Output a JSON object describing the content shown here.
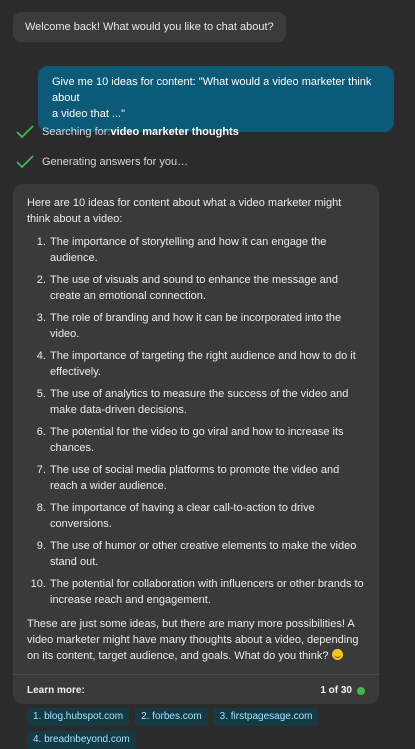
{
  "greeting": "Welcome back! What would you like to chat about?",
  "user_message": {
    "line1": "Give me 10 ideas for content: \"What would a video marketer think about",
    "line2": "a video that ...\""
  },
  "status": {
    "searching_prefix": "Searching for: ",
    "searching_query": "video marketer thoughts",
    "generating": "Generating answers for you…"
  },
  "answer": {
    "intro": "Here are 10 ideas for content about what a video marketer might think about a video:",
    "items": [
      "The importance of storytelling and how it can engage the audience.",
      "The use of visuals and sound to enhance the message and create an emotional connection.",
      "The role of branding and how it can be incorporated into the video.",
      "The importance of targeting the right audience and how to do it effectively.",
      "The use of analytics to measure the success of the video and make data-driven decisions.",
      "The potential for the video to go viral and how to increase its chances.",
      "The use of social media platforms to promote the video and reach a wider audience.",
      "The importance of having a clear call-to-action to drive conversions.",
      "The use of humor or other creative elements to make the video stand out.",
      "The potential for collaboration with influencers or other brands to increase reach and engagement."
    ],
    "closing": "These are just some ideas, but there are many more possibilities! A video marketer might have many thoughts about a video, depending on its content, target audience, and goals. What do you think?"
  },
  "learn_more": {
    "label": "Learn more:",
    "pager": "1 of 30",
    "links": [
      "1. blog.hubspot.com",
      "2. forbes.com",
      "3. firstpagesage.com",
      "4. breadnbeyond.com"
    ]
  },
  "colors": {
    "user_bubble": "#0b5a78",
    "check": "#3fb950",
    "link_text": "#9fe3ff"
  }
}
********************
- What the task asks -
All of the records above should be returned exactly, though the pictures should not.

- Output of the exercise -
Output a JSON object describing the content shown here.
{
  "greeting": "Welcome back! What would you like to chat about?",
  "user_message": {
    "line1": "Give me 10 ideas for content: \"What would a video marketer think about",
    "line2": "a video that ...\""
  },
  "status": {
    "searching_prefix": "Searching for: ",
    "searching_query": "video marketer thoughts",
    "generating": "Generating answers for you…"
  },
  "answer": {
    "intro": "Here are 10 ideas for content about what a video marketer might think about a video:",
    "items": [
      "The importance of storytelling and how it can engage the audience.",
      "The use of visuals and sound to enhance the message and create an emotional connection.",
      "The role of branding and how it can be incorporated into the video.",
      "The importance of targeting the right audience and how to do it effectively.",
      "The use of analytics to measure the success of the video and make data-driven decisions.",
      "The potential for the video to go viral and how to increase its chances.",
      "The use of social media platforms to promote the video and reach a wider audience.",
      "The importance of having a clear call-to-action to drive conversions.",
      "The use of humor or other creative elements to make the video stand out.",
      "The potential for collaboration with influencers or other brands to increase reach and engagement."
    ],
    "closing": "These are just some ideas, but there are many more possibilities! A video marketer might have many thoughts about a video, depending on its content, target audience, and goals. What do you think?"
  },
  "learn_more": {
    "label": "Learn more:",
    "pager": "1 of 30",
    "links": [
      "1. blog.hubspot.com",
      "2. forbes.com",
      "3. firstpagesage.com",
      "4. breadnbeyond.com"
    ]
  },
  "colors": {
    "user_bubble": "#0b5a78",
    "check": "#3fb950",
    "link_text": "#9fe3ff"
  }
}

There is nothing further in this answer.